-- Data start --
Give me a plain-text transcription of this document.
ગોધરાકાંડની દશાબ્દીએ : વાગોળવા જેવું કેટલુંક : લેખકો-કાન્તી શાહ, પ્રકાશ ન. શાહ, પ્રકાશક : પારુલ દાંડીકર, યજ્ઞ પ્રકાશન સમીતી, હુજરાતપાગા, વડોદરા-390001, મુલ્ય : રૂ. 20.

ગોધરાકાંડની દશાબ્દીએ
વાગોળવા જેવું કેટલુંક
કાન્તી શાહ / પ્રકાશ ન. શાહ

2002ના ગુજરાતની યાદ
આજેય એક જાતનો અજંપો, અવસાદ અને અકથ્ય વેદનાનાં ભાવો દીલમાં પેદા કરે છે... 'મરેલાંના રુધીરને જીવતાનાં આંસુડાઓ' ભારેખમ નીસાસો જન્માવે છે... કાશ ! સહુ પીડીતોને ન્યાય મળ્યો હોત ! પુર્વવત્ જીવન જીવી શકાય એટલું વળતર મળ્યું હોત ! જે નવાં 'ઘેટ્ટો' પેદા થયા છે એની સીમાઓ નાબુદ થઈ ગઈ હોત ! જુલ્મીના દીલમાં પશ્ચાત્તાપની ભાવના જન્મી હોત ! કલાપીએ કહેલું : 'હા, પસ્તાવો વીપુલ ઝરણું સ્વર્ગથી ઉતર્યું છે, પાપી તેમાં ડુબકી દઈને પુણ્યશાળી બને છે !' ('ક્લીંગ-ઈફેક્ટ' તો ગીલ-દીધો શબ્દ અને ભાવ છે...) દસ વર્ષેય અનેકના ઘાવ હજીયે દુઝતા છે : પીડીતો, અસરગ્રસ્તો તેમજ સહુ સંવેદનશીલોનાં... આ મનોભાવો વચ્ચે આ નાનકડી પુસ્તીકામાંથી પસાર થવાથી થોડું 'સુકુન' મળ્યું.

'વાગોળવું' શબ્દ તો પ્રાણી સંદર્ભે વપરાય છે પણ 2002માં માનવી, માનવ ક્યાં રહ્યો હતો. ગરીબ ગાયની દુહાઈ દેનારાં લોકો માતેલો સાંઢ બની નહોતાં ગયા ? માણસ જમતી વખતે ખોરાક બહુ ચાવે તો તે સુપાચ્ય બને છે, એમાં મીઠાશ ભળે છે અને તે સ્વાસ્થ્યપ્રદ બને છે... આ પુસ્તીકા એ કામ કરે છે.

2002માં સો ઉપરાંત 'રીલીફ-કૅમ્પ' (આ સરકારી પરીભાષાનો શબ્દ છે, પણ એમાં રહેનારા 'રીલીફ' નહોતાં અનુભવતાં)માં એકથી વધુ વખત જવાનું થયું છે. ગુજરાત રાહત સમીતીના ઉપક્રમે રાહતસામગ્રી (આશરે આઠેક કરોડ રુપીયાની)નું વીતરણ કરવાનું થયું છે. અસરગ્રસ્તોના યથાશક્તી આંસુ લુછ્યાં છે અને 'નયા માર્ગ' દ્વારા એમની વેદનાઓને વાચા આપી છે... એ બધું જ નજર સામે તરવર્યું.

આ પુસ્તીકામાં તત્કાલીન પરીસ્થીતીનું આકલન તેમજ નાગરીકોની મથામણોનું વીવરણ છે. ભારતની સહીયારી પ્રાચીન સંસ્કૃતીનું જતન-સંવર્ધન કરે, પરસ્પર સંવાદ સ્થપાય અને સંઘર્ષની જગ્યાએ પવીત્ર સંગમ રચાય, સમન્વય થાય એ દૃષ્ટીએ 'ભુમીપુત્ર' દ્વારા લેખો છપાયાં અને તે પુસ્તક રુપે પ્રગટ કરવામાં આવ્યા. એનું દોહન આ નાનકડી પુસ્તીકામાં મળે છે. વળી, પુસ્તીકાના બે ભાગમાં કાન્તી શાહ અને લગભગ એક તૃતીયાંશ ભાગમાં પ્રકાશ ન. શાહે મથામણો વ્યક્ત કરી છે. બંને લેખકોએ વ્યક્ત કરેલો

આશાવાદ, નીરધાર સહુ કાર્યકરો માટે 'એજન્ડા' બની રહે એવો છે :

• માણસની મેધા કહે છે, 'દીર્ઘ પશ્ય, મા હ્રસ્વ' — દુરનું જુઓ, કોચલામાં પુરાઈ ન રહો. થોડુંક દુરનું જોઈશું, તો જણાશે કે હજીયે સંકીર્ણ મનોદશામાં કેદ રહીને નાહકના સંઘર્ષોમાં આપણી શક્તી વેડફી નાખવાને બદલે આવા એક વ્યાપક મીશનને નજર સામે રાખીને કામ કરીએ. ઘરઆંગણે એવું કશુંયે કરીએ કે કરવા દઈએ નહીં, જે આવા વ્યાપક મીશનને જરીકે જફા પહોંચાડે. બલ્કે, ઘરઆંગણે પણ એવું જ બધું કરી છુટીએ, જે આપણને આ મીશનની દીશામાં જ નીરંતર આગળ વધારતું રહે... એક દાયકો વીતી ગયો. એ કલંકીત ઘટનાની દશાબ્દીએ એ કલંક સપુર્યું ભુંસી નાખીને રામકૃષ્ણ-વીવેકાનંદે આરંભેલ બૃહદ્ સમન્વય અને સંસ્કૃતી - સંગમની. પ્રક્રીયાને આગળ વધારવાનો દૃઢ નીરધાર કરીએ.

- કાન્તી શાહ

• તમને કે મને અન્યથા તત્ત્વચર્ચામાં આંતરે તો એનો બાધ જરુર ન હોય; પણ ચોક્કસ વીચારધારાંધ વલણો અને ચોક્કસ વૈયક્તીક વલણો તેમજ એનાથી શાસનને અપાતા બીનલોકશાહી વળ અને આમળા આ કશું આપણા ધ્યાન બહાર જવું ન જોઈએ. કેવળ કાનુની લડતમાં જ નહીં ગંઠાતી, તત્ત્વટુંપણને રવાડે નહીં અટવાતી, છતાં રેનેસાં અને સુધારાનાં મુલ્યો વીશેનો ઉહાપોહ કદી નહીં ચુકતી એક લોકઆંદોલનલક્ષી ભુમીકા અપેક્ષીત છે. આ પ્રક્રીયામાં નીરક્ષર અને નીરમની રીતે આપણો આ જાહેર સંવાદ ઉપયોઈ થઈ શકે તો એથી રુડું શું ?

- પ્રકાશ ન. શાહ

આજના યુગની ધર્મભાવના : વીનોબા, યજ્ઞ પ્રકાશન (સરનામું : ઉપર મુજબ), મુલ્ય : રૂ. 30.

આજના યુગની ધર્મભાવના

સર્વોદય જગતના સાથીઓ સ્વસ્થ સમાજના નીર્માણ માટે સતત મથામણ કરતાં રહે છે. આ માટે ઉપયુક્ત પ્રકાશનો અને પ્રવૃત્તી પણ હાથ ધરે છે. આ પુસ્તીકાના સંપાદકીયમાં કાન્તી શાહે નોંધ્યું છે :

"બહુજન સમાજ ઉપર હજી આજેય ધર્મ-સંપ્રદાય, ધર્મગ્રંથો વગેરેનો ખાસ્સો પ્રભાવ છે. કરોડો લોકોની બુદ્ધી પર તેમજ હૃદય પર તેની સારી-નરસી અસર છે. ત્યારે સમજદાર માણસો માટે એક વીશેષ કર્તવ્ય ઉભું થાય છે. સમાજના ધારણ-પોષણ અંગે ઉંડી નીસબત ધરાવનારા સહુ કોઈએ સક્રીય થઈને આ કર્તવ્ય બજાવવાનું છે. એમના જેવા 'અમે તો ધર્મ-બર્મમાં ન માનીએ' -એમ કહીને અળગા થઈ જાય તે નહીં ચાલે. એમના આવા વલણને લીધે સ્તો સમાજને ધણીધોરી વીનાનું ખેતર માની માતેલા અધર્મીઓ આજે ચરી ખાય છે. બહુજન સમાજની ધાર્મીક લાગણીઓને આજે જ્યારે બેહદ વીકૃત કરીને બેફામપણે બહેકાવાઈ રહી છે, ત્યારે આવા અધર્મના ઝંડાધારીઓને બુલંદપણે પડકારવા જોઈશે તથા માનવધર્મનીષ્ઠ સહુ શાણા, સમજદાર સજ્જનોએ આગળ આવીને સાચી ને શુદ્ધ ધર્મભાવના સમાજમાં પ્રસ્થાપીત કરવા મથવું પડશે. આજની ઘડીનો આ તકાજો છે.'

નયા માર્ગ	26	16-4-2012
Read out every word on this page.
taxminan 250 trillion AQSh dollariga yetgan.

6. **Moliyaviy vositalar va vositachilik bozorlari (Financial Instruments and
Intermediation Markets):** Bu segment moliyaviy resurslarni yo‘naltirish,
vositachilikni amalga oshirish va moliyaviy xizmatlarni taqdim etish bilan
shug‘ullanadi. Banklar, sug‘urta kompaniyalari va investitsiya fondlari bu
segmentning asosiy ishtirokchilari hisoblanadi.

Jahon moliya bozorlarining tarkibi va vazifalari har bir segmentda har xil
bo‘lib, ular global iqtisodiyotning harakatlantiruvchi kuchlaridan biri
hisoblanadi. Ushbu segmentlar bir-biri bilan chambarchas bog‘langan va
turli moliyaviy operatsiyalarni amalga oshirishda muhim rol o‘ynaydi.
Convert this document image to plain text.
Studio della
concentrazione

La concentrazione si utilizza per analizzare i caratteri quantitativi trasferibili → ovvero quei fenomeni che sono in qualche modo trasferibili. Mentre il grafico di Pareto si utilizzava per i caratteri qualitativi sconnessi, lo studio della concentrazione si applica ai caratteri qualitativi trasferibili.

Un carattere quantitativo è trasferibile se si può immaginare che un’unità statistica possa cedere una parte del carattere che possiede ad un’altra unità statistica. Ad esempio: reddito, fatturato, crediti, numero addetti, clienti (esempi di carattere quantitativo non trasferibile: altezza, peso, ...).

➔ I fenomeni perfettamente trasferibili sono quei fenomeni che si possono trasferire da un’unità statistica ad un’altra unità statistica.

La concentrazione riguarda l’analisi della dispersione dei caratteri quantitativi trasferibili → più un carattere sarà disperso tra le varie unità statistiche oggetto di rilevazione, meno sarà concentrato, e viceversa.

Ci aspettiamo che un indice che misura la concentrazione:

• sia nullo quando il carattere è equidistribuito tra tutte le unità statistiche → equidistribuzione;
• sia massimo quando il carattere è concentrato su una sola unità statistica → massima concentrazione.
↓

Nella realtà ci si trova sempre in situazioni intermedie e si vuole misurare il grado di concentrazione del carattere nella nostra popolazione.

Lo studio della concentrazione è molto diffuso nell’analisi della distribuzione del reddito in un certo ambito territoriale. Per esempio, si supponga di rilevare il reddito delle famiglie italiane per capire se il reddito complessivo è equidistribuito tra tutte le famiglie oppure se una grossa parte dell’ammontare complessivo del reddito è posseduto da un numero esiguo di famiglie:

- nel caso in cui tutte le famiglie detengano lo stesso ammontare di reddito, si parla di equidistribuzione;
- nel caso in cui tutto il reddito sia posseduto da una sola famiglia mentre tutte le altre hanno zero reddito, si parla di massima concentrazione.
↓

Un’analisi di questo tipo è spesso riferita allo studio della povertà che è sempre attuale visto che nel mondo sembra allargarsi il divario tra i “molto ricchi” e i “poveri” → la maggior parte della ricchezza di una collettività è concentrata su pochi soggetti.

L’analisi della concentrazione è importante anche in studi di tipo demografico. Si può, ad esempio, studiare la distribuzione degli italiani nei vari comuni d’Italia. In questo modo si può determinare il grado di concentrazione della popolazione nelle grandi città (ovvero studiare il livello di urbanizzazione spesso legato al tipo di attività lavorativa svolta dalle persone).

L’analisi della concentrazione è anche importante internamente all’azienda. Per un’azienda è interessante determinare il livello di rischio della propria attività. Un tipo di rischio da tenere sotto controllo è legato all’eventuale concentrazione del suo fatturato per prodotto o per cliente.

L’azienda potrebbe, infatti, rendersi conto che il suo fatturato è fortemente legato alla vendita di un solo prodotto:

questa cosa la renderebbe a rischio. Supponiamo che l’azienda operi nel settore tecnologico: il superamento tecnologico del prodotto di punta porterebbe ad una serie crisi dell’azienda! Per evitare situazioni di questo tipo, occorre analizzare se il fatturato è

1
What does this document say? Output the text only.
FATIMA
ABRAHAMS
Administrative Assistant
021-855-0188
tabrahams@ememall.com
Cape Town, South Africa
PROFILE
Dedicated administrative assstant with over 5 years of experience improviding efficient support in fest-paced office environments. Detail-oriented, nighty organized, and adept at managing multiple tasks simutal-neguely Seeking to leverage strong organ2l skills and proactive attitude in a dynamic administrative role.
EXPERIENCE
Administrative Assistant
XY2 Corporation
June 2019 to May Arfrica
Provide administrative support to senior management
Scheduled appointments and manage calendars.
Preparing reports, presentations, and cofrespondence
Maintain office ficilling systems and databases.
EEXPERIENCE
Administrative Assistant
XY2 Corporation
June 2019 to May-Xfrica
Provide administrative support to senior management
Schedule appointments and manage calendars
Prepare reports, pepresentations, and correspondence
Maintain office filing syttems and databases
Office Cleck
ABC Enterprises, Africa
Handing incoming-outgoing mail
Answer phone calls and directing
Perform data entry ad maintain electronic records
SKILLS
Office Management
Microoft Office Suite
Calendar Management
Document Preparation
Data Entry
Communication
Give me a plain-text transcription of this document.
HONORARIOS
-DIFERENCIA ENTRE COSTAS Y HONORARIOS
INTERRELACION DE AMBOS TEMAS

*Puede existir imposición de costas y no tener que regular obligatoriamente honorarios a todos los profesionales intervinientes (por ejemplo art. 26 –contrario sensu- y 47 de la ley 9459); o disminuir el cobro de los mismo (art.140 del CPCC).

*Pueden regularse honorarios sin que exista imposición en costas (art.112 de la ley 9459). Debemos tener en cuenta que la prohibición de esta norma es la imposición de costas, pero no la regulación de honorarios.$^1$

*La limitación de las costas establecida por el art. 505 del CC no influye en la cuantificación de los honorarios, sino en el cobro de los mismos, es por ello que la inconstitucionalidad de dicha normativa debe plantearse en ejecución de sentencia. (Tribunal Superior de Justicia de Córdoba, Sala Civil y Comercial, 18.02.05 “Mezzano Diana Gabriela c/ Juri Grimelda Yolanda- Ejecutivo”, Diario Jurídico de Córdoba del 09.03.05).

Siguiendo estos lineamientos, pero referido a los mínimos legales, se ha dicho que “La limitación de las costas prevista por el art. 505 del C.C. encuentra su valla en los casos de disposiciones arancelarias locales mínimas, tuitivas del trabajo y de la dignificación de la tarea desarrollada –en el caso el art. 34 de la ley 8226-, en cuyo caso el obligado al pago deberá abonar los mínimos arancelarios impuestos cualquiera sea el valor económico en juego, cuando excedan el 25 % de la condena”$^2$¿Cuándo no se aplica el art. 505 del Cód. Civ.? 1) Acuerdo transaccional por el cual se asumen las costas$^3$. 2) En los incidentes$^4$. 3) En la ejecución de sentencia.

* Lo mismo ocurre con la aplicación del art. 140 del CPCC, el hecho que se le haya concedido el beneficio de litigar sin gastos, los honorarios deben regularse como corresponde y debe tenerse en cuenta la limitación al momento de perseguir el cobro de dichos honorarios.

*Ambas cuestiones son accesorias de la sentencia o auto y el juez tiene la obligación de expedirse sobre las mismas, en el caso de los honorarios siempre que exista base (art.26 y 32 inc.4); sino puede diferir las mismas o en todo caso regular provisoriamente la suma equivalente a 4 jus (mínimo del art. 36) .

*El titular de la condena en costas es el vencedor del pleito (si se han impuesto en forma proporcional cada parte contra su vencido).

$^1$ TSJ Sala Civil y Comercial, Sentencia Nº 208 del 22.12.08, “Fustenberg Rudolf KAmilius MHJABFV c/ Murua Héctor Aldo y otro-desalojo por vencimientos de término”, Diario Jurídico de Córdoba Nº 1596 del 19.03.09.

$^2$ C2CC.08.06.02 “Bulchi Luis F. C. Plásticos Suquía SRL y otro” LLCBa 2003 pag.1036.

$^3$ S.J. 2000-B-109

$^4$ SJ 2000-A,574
-- Data end --
Do this »
Say how many lines hold the word "sola", giving the number and nothing else.

Answer to the problem »
2